== EXERCISE ==
Collect every line that includes the string "text".

== RECORDS TO PROCESS ==
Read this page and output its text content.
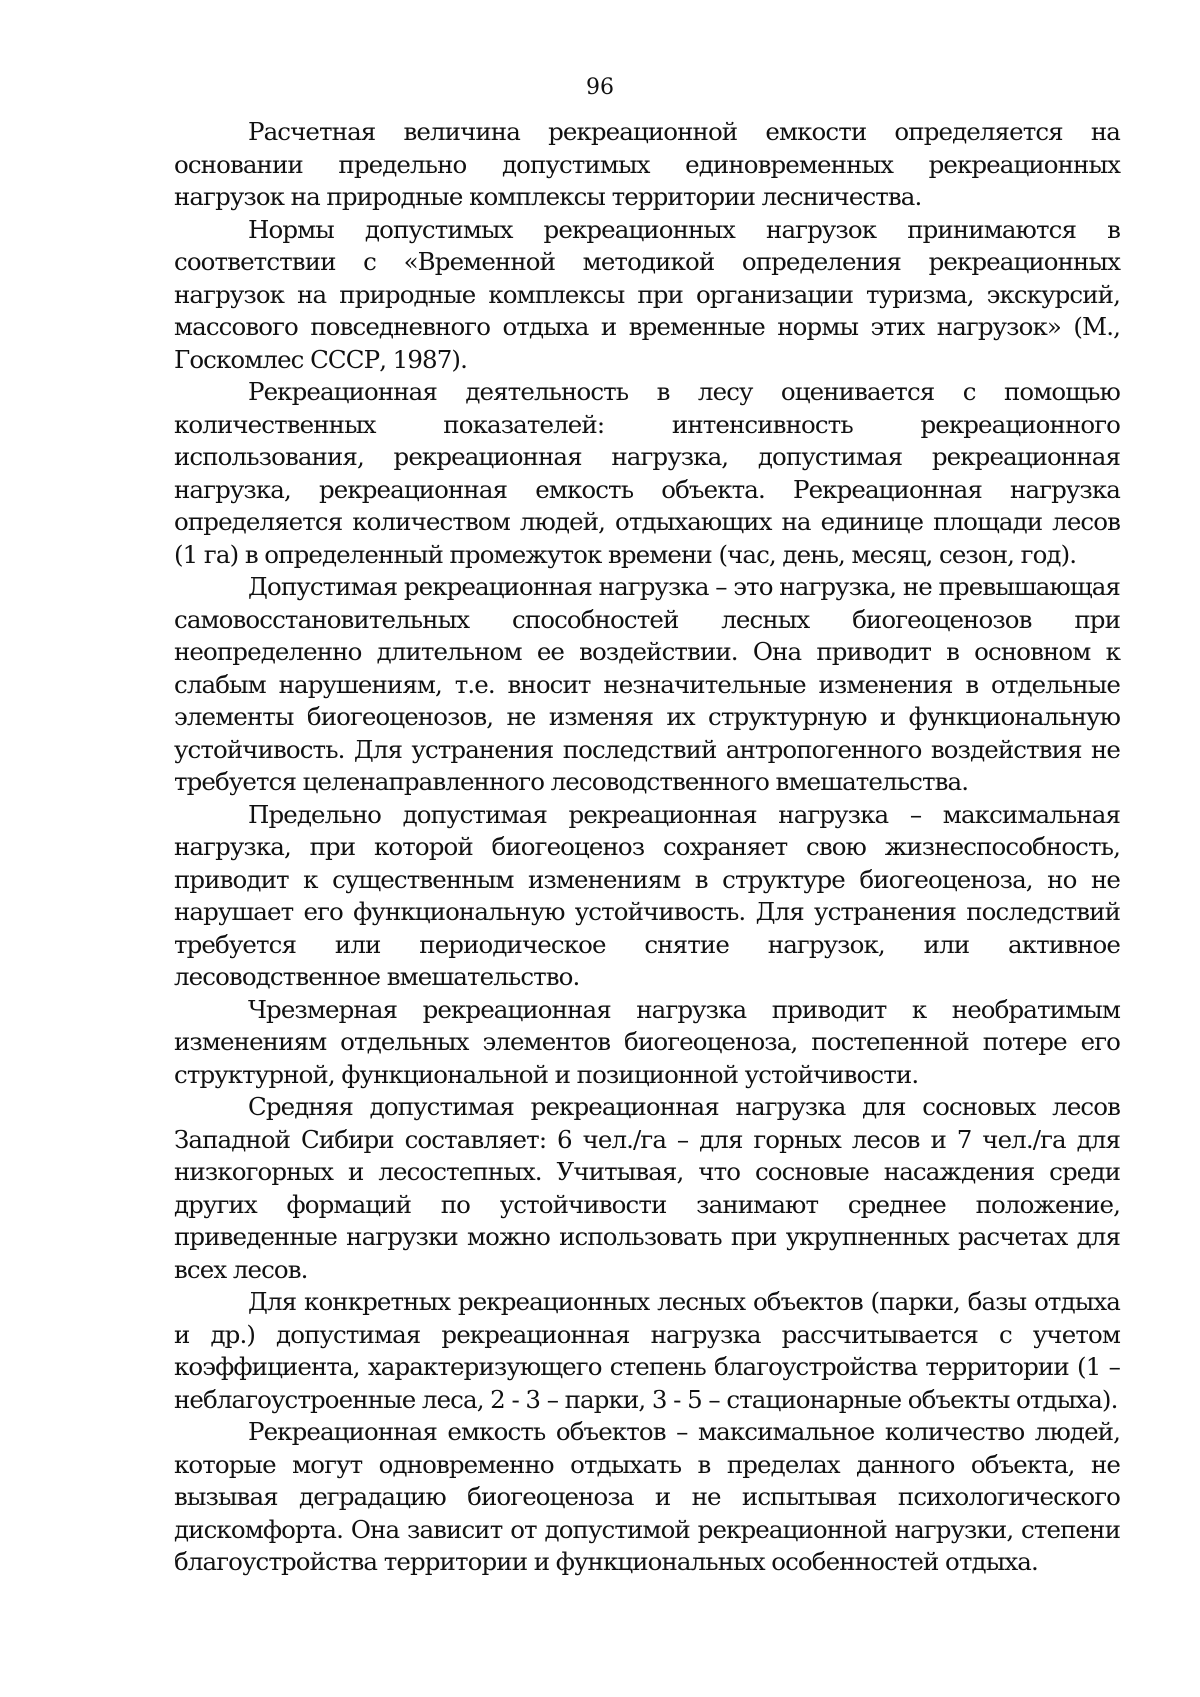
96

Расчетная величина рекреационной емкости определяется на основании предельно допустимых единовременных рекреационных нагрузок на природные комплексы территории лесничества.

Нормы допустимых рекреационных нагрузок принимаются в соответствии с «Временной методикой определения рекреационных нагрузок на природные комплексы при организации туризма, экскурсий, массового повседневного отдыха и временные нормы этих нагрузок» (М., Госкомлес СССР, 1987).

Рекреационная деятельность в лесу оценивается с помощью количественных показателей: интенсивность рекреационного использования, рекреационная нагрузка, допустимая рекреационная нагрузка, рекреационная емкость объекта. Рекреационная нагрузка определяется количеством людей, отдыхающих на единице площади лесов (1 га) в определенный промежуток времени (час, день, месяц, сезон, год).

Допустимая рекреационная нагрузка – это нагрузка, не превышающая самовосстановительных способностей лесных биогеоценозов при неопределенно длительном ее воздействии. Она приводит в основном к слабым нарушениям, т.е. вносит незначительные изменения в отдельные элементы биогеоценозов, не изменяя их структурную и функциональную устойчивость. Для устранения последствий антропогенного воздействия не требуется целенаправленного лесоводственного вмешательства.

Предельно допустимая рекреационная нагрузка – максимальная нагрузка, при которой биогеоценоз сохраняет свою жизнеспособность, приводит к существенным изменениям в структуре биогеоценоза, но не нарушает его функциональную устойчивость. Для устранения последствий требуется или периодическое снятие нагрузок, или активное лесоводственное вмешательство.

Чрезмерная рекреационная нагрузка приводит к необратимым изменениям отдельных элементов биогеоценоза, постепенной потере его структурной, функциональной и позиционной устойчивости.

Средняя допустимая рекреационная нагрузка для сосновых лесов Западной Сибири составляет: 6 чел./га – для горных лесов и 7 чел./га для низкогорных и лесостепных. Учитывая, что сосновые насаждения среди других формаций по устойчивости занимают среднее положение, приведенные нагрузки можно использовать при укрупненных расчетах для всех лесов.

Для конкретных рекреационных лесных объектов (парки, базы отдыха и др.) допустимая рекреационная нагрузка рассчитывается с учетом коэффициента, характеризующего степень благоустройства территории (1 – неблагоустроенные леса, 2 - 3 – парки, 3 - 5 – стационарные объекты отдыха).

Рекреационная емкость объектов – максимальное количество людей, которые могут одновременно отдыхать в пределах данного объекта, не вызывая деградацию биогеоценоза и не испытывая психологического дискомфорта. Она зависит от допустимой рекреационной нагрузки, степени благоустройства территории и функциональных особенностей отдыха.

==

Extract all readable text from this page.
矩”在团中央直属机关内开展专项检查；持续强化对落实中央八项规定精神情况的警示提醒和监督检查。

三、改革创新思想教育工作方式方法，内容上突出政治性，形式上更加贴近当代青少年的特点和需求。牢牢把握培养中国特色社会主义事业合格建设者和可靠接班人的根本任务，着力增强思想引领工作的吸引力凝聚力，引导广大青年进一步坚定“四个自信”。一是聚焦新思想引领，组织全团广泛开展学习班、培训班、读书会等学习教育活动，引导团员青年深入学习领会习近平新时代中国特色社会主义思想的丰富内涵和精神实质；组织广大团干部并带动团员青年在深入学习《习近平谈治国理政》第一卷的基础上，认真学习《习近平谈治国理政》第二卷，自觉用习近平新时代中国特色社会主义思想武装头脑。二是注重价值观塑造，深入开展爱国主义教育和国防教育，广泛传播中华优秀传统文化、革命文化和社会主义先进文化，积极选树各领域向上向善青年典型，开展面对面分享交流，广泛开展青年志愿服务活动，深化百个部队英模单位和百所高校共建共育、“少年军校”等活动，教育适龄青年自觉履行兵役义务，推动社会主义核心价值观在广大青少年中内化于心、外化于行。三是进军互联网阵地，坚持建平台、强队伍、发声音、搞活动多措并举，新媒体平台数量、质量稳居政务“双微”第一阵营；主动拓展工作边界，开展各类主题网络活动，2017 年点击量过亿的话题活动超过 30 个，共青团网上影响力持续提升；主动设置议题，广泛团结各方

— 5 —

---

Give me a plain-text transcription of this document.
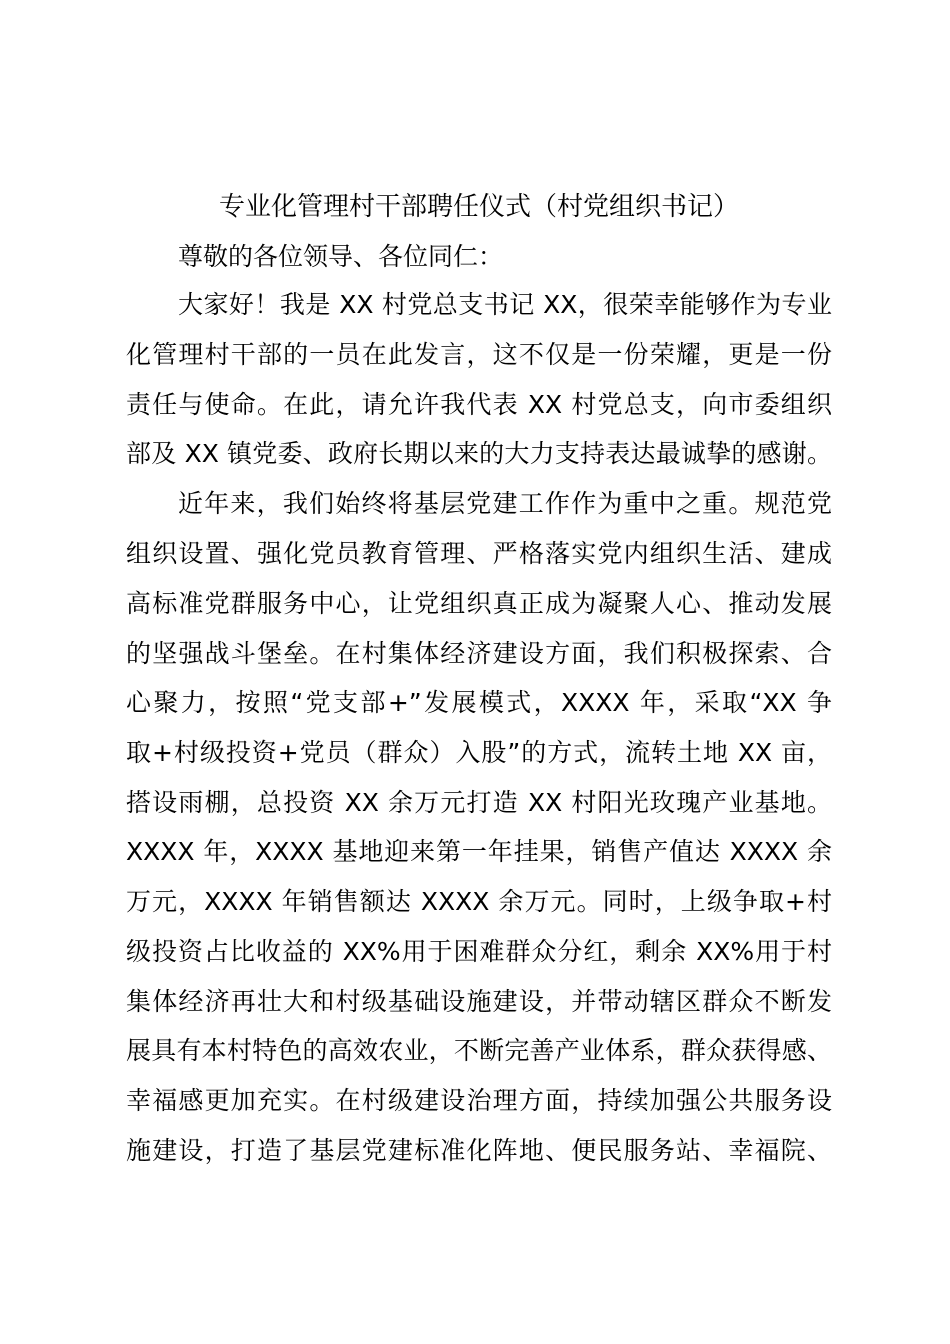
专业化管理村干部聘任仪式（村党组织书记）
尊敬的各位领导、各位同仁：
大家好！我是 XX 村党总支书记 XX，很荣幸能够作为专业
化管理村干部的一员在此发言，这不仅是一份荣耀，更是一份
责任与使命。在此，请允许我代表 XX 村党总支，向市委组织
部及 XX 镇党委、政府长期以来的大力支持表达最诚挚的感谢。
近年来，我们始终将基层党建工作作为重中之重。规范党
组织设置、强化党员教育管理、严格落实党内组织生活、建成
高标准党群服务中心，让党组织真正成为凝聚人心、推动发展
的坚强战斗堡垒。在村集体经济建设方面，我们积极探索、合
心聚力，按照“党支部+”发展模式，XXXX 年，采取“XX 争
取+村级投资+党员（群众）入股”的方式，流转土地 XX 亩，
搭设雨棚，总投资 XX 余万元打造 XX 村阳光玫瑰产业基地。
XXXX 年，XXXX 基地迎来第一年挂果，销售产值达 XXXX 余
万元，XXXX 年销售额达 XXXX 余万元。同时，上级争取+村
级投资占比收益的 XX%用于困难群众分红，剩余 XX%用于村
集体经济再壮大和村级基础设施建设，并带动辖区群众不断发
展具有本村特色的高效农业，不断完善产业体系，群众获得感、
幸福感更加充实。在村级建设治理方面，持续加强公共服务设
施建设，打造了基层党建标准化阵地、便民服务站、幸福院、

== THE RESPONSE ==
Read this page and output its text content.
Extract all readable text from this page.
Give me a plain-text transcription of this document.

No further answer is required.